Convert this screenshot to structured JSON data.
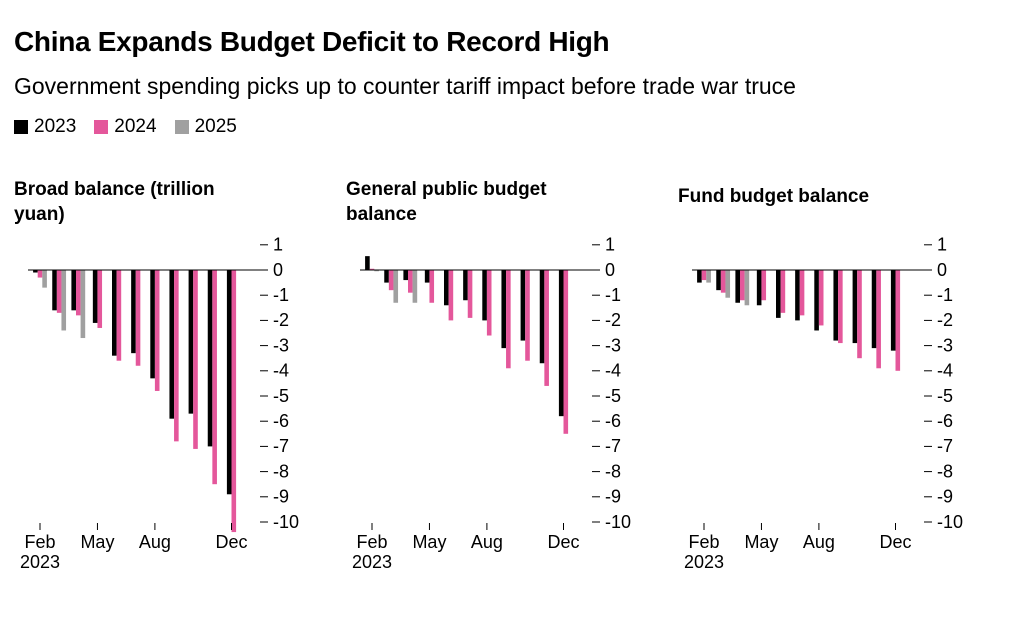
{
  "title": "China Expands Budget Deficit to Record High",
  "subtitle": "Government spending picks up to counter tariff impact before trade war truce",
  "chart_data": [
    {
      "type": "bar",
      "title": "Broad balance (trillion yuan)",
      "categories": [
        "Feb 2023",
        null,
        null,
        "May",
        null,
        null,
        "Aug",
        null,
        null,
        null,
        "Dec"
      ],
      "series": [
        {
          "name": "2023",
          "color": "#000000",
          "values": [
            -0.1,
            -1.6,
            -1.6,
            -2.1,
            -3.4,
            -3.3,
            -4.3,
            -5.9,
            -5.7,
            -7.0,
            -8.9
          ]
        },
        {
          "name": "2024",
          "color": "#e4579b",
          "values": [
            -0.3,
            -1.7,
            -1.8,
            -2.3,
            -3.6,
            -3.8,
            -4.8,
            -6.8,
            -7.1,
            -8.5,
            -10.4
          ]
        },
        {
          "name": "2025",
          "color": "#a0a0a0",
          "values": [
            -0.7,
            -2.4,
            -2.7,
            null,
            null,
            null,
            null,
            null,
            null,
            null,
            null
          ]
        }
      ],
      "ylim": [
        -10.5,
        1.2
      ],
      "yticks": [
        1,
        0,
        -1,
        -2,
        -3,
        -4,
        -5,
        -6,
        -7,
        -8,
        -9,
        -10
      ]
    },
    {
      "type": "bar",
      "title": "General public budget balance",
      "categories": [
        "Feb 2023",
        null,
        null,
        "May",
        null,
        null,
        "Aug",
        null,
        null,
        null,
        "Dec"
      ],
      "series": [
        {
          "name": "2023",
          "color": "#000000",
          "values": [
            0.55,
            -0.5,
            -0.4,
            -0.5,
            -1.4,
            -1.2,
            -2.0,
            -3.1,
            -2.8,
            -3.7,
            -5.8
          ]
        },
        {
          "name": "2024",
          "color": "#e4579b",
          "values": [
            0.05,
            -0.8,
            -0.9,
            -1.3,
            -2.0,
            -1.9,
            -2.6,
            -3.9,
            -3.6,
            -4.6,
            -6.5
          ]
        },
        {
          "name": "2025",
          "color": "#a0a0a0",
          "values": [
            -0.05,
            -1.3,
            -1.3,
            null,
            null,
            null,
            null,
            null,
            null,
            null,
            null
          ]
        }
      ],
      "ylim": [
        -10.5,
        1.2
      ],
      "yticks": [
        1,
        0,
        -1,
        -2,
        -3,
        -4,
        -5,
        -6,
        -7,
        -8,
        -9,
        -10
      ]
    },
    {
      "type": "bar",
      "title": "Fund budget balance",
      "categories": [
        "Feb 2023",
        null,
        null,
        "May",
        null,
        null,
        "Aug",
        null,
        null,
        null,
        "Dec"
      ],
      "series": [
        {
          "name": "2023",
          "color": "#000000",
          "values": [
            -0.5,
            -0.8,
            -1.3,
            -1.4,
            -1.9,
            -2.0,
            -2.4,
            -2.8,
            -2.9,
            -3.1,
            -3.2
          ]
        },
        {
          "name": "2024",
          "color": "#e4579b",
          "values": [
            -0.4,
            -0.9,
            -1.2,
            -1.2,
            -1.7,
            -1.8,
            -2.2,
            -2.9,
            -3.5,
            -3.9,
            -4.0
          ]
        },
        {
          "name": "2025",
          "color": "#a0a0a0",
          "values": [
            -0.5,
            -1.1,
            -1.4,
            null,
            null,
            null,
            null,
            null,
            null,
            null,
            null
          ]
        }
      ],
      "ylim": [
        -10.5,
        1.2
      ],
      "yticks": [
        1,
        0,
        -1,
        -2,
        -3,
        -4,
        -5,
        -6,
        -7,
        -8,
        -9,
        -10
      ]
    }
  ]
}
----
• Your instructions
Write the entries above out again exactly, but not the pictures.

• Answer in full
Convert this screenshot to structured JSON data.
{
  "title": "China Expands Budget Deficit to Record High",
  "subtitle": "Government spending picks up to counter tariff impact before trade war truce",
  "chart_data": [
    {
      "type": "bar",
      "title": "Broad balance (trillion yuan)",
      "categories": [
        "Feb 2023",
        null,
        null,
        "May",
        null,
        null,
        "Aug",
        null,
        null,
        null,
        "Dec"
      ],
      "series": [
        {
          "name": "2023",
          "color": "#000000",
          "values": [
            -0.1,
            -1.6,
            -1.6,
            -2.1,
            -3.4,
            -3.3,
            -4.3,
            -5.9,
            -5.7,
            -7.0,
            -8.9
          ]
        },
        {
          "name": "2024",
          "color": "#e4579b",
          "values": [
            -0.3,
            -1.7,
            -1.8,
            -2.3,
            -3.6,
            -3.8,
            -4.8,
            -6.8,
            -7.1,
            -8.5,
            -10.4
          ]
        },
        {
          "name": "2025",
          "color": "#a0a0a0",
          "values": [
            -0.7,
            -2.4,
            -2.7,
            null,
            null,
            null,
            null,
            null,
            null,
            null,
            null
          ]
        }
      ],
      "ylim": [
        -10.5,
        1.2
      ],
      "yticks": [
        1,
        0,
        -1,
        -2,
        -3,
        -4,
        -5,
        -6,
        -7,
        -8,
        -9,
        -10
      ]
    },
    {
      "type": "bar",
      "title": "General public budget balance",
      "categories": [
        "Feb 2023",
        null,
        null,
        "May",
        null,
        null,
        "Aug",
        null,
        null,
        null,
        "Dec"
      ],
      "series": [
        {
          "name": "2023",
          "color": "#000000",
          "values": [
            0.55,
            -0.5,
            -0.4,
            -0.5,
            -1.4,
            -1.2,
            -2.0,
            -3.1,
            -2.8,
            -3.7,
            -5.8
          ]
        },
        {
          "name": "2024",
          "color": "#e4579b",
          "values": [
            0.05,
            -0.8,
            -0.9,
            -1.3,
            -2.0,
            -1.9,
            -2.6,
            -3.9,
            -3.6,
            -4.6,
            -6.5
          ]
        },
        {
          "name": "2025",
          "color": "#a0a0a0",
          "values": [
            -0.05,
            -1.3,
            -1.3,
            null,
            null,
            null,
            null,
            null,
            null,
            null,
            null
          ]
        }
      ],
      "ylim": [
        -10.5,
        1.2
      ],
      "yticks": [
        1,
        0,
        -1,
        -2,
        -3,
        -4,
        -5,
        -6,
        -7,
        -8,
        -9,
        -10
      ]
    },
    {
      "type": "bar",
      "title": "Fund budget balance",
      "categories": [
        "Feb 2023",
        null,
        null,
        "May",
        null,
        null,
        "Aug",
        null,
        null,
        null,
        "Dec"
      ],
      "series": [
        {
          "name": "2023",
          "color": "#000000",
          "values": [
            -0.5,
            -0.8,
            -1.3,
            -1.4,
            -1.9,
            -2.0,
            -2.4,
            -2.8,
            -2.9,
            -3.1,
            -3.2
          ]
        },
        {
          "name": "2024",
          "color": "#e4579b",
          "values": [
            -0.4,
            -0.9,
            -1.2,
            -1.2,
            -1.7,
            -1.8,
            -2.2,
            -2.9,
            -3.5,
            -3.9,
            -4.0
          ]
        },
        {
          "name": "2025",
          "color": "#a0a0a0",
          "values": [
            -0.5,
            -1.1,
            -1.4,
            null,
            null,
            null,
            null,
            null,
            null,
            null,
            null
          ]
        }
      ],
      "ylim": [
        -10.5,
        1.2
      ],
      "yticks": [
        1,
        0,
        -1,
        -2,
        -3,
        -4,
        -5,
        -6,
        -7,
        -8,
        -9,
        -10
      ]
    }
  ]
}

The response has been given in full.